Task description
Print all of the data exactly.

Given entries
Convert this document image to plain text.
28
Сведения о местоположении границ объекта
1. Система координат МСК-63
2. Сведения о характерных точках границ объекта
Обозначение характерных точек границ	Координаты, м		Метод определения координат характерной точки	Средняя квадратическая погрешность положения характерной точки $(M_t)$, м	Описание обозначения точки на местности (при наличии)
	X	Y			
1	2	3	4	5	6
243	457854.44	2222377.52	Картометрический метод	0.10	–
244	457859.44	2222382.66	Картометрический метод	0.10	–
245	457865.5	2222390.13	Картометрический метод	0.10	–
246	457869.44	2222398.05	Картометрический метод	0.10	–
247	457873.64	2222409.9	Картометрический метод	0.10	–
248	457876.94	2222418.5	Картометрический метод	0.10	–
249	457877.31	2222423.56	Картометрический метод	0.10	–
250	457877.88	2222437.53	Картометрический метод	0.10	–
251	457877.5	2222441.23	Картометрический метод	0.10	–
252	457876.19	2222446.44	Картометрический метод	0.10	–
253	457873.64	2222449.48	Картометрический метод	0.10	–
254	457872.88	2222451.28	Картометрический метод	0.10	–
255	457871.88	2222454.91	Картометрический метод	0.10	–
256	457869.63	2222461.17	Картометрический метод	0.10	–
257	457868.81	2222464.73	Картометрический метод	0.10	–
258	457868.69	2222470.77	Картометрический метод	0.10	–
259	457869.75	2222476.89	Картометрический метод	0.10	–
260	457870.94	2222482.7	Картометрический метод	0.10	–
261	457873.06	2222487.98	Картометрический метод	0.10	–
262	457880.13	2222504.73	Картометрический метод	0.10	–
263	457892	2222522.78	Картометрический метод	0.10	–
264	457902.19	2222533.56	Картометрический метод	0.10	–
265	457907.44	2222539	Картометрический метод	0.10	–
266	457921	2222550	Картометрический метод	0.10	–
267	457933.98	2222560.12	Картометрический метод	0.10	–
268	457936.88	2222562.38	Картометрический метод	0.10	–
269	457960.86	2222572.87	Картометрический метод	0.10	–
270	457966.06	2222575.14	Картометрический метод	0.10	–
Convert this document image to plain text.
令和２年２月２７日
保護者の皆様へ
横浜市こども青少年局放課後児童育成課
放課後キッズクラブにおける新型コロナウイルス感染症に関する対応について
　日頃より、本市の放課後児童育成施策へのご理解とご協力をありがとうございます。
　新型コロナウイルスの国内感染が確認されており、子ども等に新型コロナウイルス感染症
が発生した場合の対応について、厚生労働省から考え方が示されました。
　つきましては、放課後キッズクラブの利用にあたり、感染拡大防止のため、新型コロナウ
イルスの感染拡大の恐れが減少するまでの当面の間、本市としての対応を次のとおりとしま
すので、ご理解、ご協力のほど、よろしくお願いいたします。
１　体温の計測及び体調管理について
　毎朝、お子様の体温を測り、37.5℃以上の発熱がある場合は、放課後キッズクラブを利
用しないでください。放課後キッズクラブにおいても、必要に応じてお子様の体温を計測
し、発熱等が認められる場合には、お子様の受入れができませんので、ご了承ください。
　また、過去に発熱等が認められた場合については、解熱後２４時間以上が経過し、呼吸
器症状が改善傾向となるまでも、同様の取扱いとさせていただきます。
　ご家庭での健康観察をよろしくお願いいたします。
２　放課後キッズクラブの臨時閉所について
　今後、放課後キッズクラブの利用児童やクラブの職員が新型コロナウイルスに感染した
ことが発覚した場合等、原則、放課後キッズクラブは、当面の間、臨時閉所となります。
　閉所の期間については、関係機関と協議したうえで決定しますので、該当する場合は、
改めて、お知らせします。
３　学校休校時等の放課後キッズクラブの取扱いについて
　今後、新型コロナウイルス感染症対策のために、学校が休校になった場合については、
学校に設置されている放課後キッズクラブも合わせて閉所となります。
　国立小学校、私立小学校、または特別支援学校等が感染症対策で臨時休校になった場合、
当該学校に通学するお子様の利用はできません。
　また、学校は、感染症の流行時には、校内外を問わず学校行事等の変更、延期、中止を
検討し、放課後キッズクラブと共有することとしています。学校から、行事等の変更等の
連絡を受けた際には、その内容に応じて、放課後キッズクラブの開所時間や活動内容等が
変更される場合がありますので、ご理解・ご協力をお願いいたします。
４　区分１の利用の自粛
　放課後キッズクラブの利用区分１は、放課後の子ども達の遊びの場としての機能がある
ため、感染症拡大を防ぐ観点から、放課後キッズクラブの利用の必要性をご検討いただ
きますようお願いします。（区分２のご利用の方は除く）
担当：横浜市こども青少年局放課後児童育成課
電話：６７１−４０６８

Written solution
Convert this document image to plain text.
28
Сведения о местоположении границ объекта
1. Система координат МСК-63
2. Сведения о характерных точках границ объекта
Обозначение характерных точек границ	Координаты, м		Метод определения координат характерной точки	Средняя квадратическая погрешность положения характерной точки $(M_t)$, м	Описание обозначения точки на местности (при наличии)
	X	Y			
1	2	3	4	5	6
243	457854.44	2222377.52	Картометрический метод	0.10	–
244	457859.44	2222382.66	Картометрический метод	0.10	–
245	457865.5	2222390.13	Картометрический метод	0.10	–
246	457869.44	2222398.05	Картометрический метод	0.10	–
247	457873.64	2222409.9	Картометрический метод	0.10	–
248	457876.94	2222418.5	Картометрический метод	0.10	–
249	457877.31	2222423.56	Картометрический метод	0.10	–
250	457877.88	2222437.53	Картометрический метод	0.10	–
251	457877.5	2222441.23	Картометрический метод	0.10	–
252	457876.19	2222446.44	Картометрический метод	0.10	–
253	457873.64	2222449.48	Картометрический метод	0.10	–
254	457872.88	2222451.28	Картометрический метод	0.10	–
255	457871.88	2222454.91	Картометрический метод	0.10	–
256	457869.63	2222461.17	Картометрический метод	0.10	–
257	457868.81	2222464.73	Картометрический метод	0.10	–
258	457868.69	2222470.77	Картометрический метод	0.10	–
259	457869.75	2222476.89	Картометрический метод	0.10	–
260	457870.94	2222482.7	Картометрический метод	0.10	–
261	457873.06	2222487.98	Картометрический метод	0.10	–
262	457880.13	2222504.73	Картометрический метод	0.10	–
263	457892	2222522.78	Картометрический метод	0.10	–
264	457902.19	2222533.56	Картометрический метод	0.10	–
265	457907.44	2222539	Картометрический метод	0.10	–
266	457921	2222550	Картометрический метод	0.10	–
267	457933.98	2222560.12	Картометрический метод	0.10	–
268	457936.88	2222562.38	Картометрический метод	0.10	–
269	457960.86	2222572.87	Картометрический метод	0.10	–
270	457966.06	2222575.14	Картометрический метод	0.10	–
Convert this document image to plain text.
令和２年２月２７日
保護者の皆様へ
横浜市こども青少年局放課後児童育成課
放課後キッズクラブにおける新型コロナウイルス感染症に関する対応について
　日頃より、本市の放課後児童育成施策へのご理解とご協力をありがとうございます。
　新型コロナウイルスの国内感染が確認されており、子ども等に新型コロナウイルス感染症
が発生した場合の対応について、厚生労働省から考え方が示されました。
　つきましては、放課後キッズクラブの利用にあたり、感染拡大防止のため、新型コロナウ
イルスの感染拡大の恐れが減少するまでの当面の間、本市としての対応を次のとおりとしま
すので、ご理解、ご協力のほど、よろしくお願いいたします。
１　体温の計測及び体調管理について
　毎朝、お子様の体温を測り、37.5℃以上の発熱がある場合は、放課後キッズクラブを利
用しないでください。放課後キッズクラブにおいても、必要に応じてお子様の体温を計測
し、発熱等が認められる場合には、お子様の受入れができませんので、ご了承ください。
　また、過去に発熱等が認められた場合については、解熱後２４時間以上が経過し、呼吸
器症状が改善傾向となるまでも、同様の取扱いとさせていただきます。
　ご家庭での健康観察をよろしくお願いいたします。
２　放課後キッズクラブの臨時閉所について
　今後、放課後キッズクラブの利用児童やクラブの職員が新型コロナウイルスに感染した
ことが発覚した場合等、原則、放課後キッズクラブは、当面の間、臨時閉所となります。
　閉所の期間については、関係機関と協議したうえで決定しますので、該当する場合は、
改めて、お知らせします。
３　学校休校時等の放課後キッズクラブの取扱いについて
　今後、新型コロナウイルス感染症対策のために、学校が休校になった場合については、
学校に設置されている放課後キッズクラブも合わせて閉所となります。
　国立小学校、私立小学校、または特別支援学校等が感染症対策で臨時休校になった場合、
当該学校に通学するお子様の利用はできません。
　また、学校は、感染症の流行時には、校内外を問わず学校行事等の変更、延期、中止を
検討し、放課後キッズクラブと共有することとしています。学校から、行事等の変更等の
連絡を受けた際には、その内容に応じて、放課後キッズクラブの開所時間や活動内容等が
変更される場合がありますので、ご理解・ご協力をお願いいたします。
４　区分１の利用の自粛
　放課後キッズクラブの利用区分１は、放課後の子ども達の遊びの場としての機能がある
ため、感染症拡大を防ぐ観点から、放課後キッズクラブの利用の必要性をご検討いただ
きますようお願いします。（区分２のご利用の方は除く）
担当：横浜市こども青少年局放課後児童育成課
電話：６７１−４０６８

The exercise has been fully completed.